**Exercise data**

• • • • •

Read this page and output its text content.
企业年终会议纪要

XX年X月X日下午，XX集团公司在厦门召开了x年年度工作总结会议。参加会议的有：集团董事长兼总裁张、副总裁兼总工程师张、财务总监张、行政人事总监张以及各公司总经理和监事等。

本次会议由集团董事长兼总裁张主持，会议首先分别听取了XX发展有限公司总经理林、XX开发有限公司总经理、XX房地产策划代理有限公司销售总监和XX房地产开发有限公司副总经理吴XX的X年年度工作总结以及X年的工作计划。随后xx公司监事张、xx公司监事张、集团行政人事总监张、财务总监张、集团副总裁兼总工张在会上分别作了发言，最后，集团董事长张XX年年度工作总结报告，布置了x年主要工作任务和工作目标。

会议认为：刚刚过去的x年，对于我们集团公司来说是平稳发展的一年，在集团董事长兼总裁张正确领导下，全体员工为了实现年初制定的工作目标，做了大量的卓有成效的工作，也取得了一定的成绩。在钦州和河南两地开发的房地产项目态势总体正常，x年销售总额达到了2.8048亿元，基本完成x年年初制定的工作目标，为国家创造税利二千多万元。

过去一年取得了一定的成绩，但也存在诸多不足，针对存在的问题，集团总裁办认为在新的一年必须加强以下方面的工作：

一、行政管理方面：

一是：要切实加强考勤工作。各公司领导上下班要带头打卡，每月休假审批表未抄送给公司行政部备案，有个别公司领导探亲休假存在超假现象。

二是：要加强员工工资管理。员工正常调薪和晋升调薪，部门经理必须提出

• • • • •

**Task requirements**
The records above need to be transcribed in full. Keep every character unchanged.

**Answer to this task**
Read this page and output its text content.
企业年终会议纪要

XX年X月X日下午，XX集团公司在厦门召开了x年年度工作总结会议。参加会议的有：集团董事长兼总裁张、副总裁兼总工程师张、财务总监张、行政人事总监张以及各公司总经理和监事等。

本次会议由集团董事长兼总裁张主持，会议首先分别听取了XX发展有限公司总经理林、XX开发有限公司总经理、XX房地产策划代理有限公司销售总监和XX房地产开发有限公司副总经理吴XX的X年年度工作总结以及X年的工作计划。随后xx公司监事张、xx公司监事张、集团行政人事总监张、财务总监张、集团副总裁兼总工张在会上分别作了发言，最后，集团董事长张XX年年度工作总结报告，布置了x年主要工作任务和工作目标。

会议认为：刚刚过去的x年，对于我们集团公司来说是平稳发展的一年，在集团董事长兼总裁张正确领导下，全体员工为了实现年初制定的工作目标，做了大量的卓有成效的工作，也取得了一定的成绩。在钦州和河南两地开发的房地产项目态势总体正常，x年销售总额达到了2.8048亿元，基本完成x年年初制定的工作目标，为国家创造税利二千多万元。

过去一年取得了一定的成绩，但也存在诸多不足，针对存在的问题，集团总裁办认为在新的一年必须加强以下方面的工作：

一、行政管理方面：

一是：要切实加强考勤工作。各公司领导上下班要带头打卡，每月休假审批表未抄送给公司行政部备案，有个别公司领导探亲休假存在超假现象。

二是：要加强员工工资管理。员工正常调薪和晋升调薪，部门经理必须提出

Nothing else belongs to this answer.